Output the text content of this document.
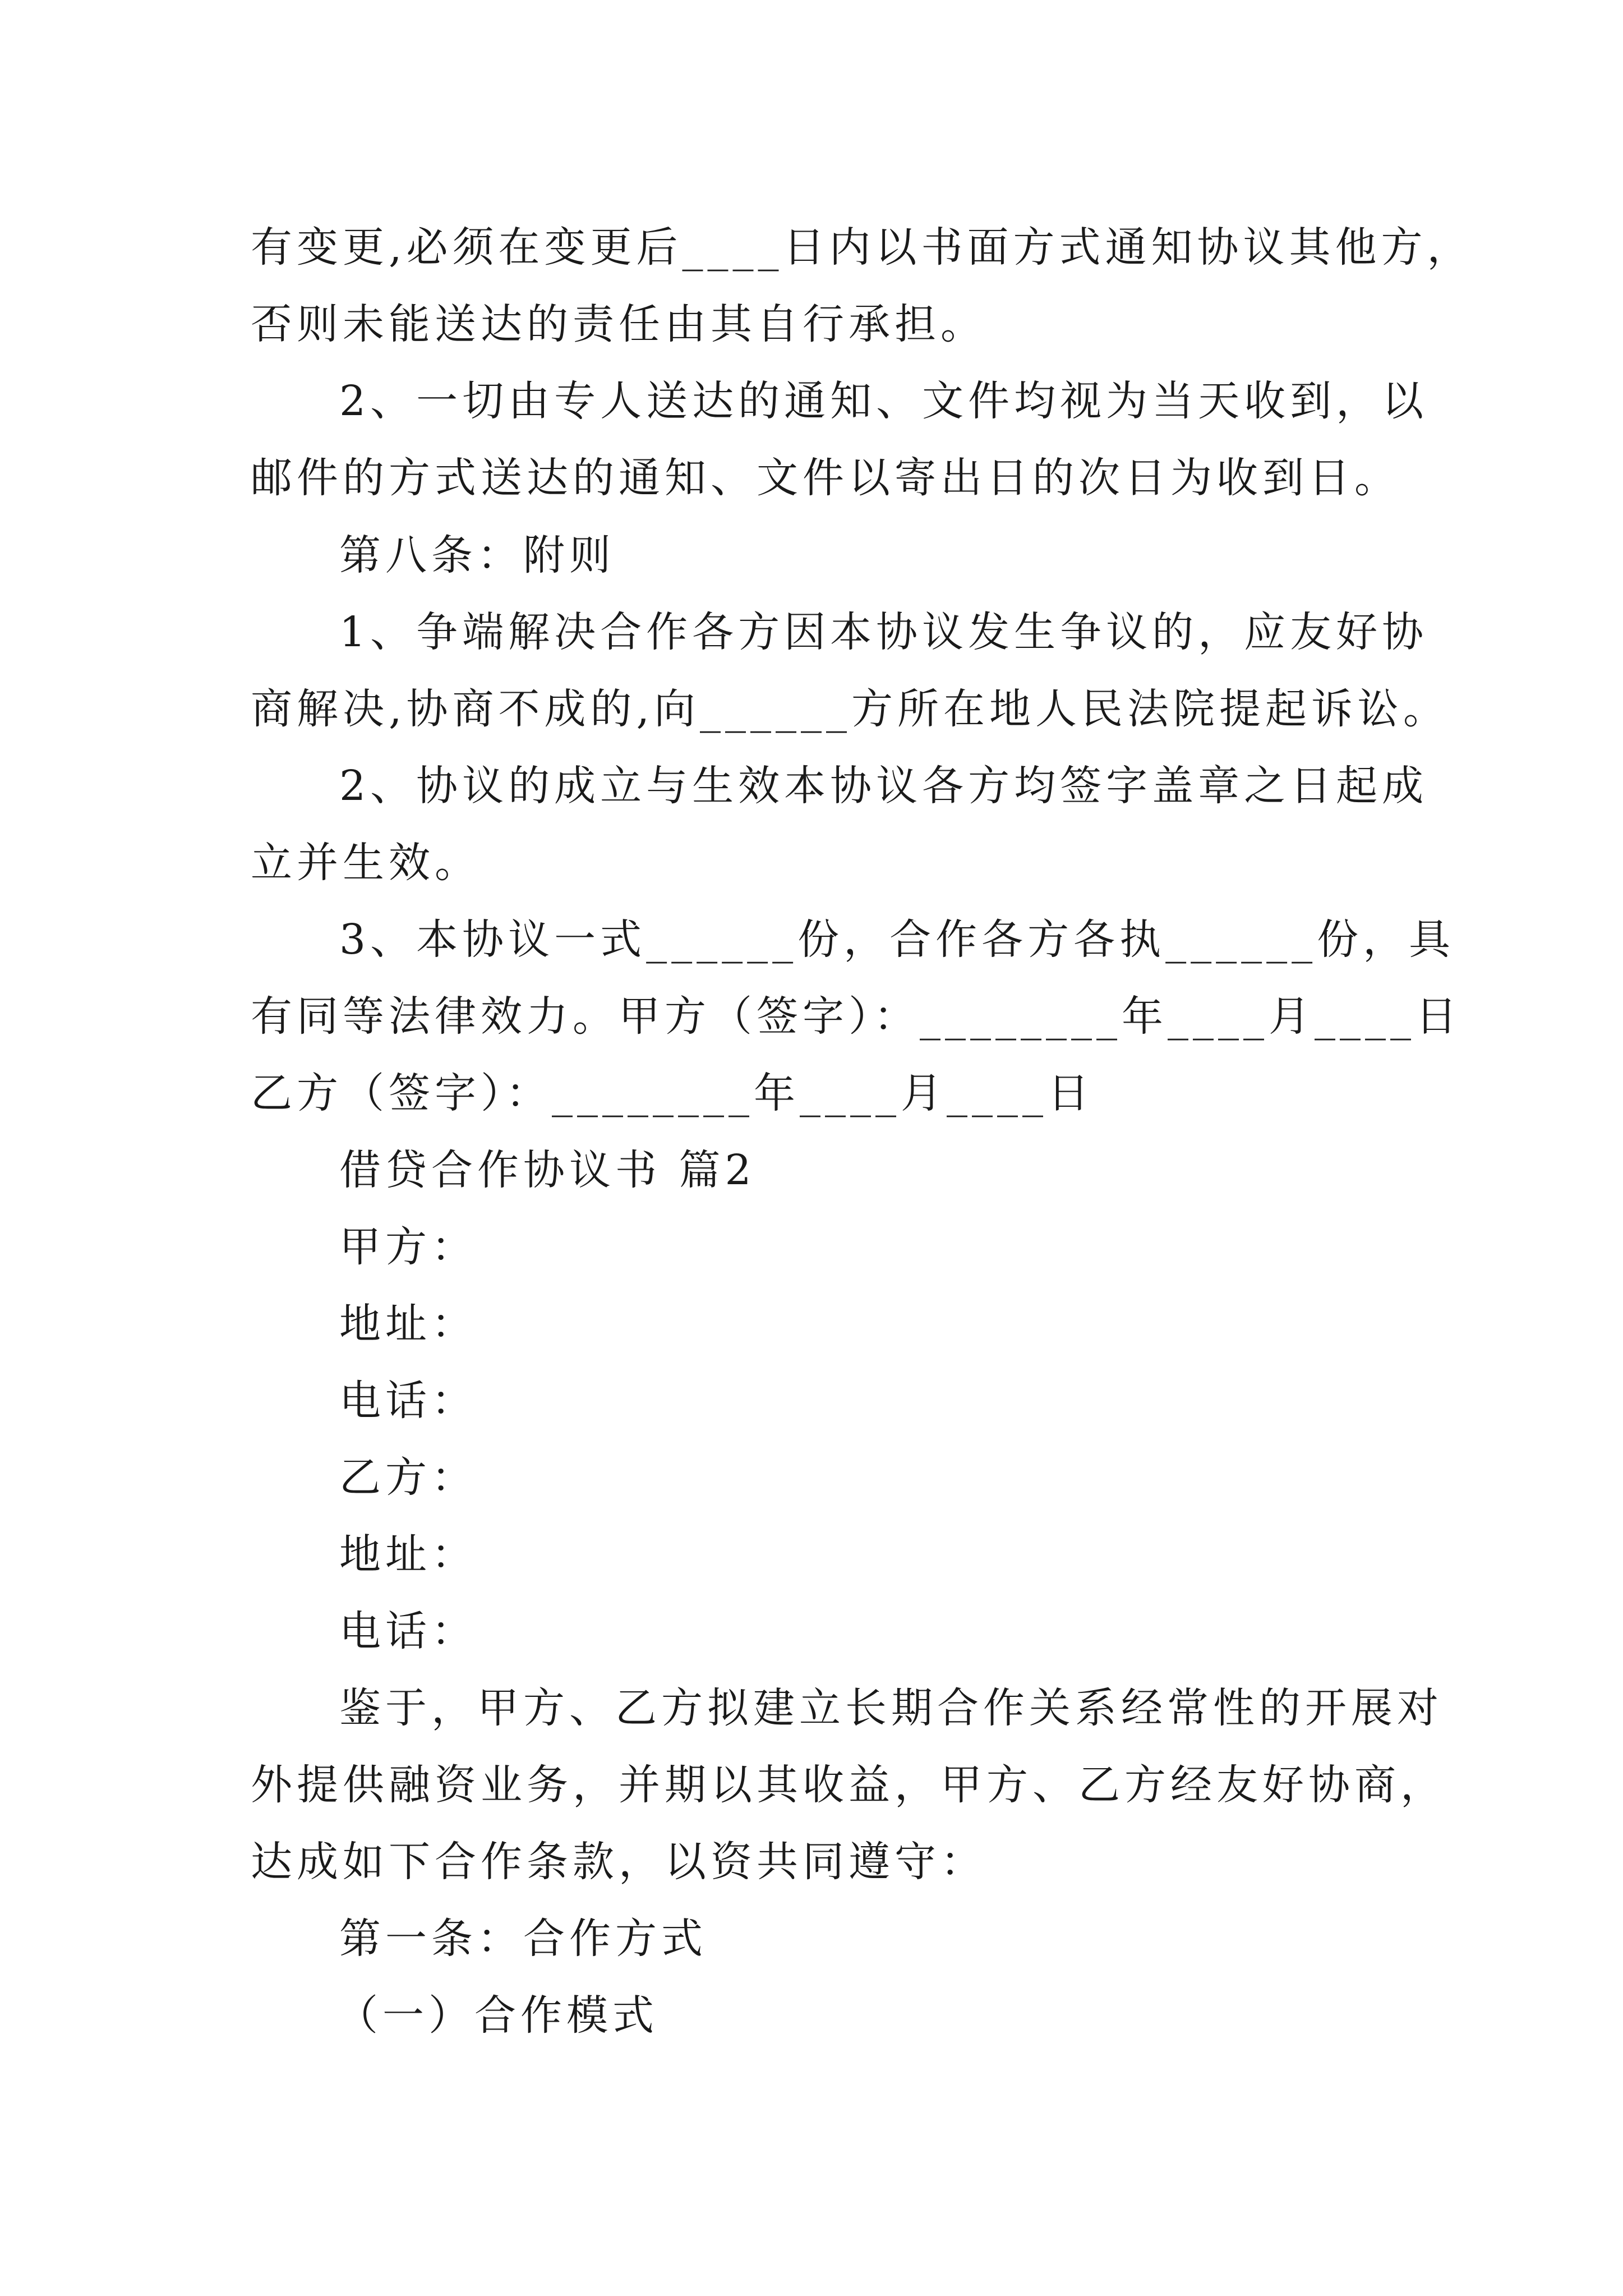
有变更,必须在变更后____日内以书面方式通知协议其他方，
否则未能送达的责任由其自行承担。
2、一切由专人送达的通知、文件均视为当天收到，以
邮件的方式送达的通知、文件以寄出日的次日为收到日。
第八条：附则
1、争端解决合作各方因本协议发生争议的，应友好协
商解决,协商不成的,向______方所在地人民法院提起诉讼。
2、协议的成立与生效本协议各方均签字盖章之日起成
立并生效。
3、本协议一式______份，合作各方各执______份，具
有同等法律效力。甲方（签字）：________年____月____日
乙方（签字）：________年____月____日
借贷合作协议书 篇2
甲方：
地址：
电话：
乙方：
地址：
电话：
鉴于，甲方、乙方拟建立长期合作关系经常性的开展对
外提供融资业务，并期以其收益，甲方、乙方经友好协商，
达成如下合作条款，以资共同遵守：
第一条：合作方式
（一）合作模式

+---+

# [What to produce]
Make an exact copy of the data, leaving its pictures out.

# [Result]
Output the text content of this document.
有变更,必须在变更后____日内以书面方式通知协议其他方，
否则未能送达的责任由其自行承担。
2、一切由专人送达的通知、文件均视为当天收到，以
邮件的方式送达的通知、文件以寄出日的次日为收到日。
第八条：附则
1、争端解决合作各方因本协议发生争议的，应友好协
商解决,协商不成的,向______方所在地人民法院提起诉讼。
2、协议的成立与生效本协议各方均签字盖章之日起成
立并生效。
3、本协议一式______份，合作各方各执______份，具
有同等法律效力。甲方（签字）：________年____月____日
乙方（签字）：________年____月____日
借贷合作协议书 篇2
甲方：
地址：
电话：
乙方：
地址：
电话：
鉴于，甲方、乙方拟建立长期合作关系经常性的开展对
外提供融资业务，并期以其收益，甲方、乙方经友好协商，
达成如下合作条款，以资共同遵守：
第一条：合作方式
（一）合作模式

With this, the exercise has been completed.